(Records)
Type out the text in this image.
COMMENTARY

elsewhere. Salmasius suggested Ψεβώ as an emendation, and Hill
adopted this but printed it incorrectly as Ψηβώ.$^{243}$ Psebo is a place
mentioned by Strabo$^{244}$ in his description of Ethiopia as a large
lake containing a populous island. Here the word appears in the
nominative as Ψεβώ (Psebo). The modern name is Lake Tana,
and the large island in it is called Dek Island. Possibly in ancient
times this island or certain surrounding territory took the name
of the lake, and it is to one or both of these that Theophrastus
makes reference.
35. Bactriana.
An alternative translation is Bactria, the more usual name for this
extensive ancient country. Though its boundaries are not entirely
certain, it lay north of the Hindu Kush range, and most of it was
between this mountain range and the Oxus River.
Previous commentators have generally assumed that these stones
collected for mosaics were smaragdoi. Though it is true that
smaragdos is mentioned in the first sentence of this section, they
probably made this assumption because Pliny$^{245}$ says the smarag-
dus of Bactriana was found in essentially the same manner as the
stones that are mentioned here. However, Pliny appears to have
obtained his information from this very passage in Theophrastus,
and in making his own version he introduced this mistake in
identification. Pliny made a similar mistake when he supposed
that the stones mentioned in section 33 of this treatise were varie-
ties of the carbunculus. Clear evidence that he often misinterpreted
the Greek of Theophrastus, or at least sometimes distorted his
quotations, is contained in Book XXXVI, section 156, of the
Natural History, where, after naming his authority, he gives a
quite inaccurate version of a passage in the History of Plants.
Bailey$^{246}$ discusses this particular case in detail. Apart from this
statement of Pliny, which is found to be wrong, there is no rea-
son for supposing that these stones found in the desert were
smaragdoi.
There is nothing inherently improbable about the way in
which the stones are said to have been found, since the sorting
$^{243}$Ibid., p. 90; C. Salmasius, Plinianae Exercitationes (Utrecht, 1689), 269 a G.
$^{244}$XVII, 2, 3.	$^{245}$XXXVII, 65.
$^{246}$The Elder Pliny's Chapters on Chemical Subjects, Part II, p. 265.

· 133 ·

▶ [Requirements]: Copy each line of the listing that holds the word "Theophrastus".

▶ [Answer to the task]:
of the lake, and it is to one or both of these that Theophrastus
obtained his information from this very passage in Theophrastus,
the Greek of Theophrastus, or at least sometimes distorted his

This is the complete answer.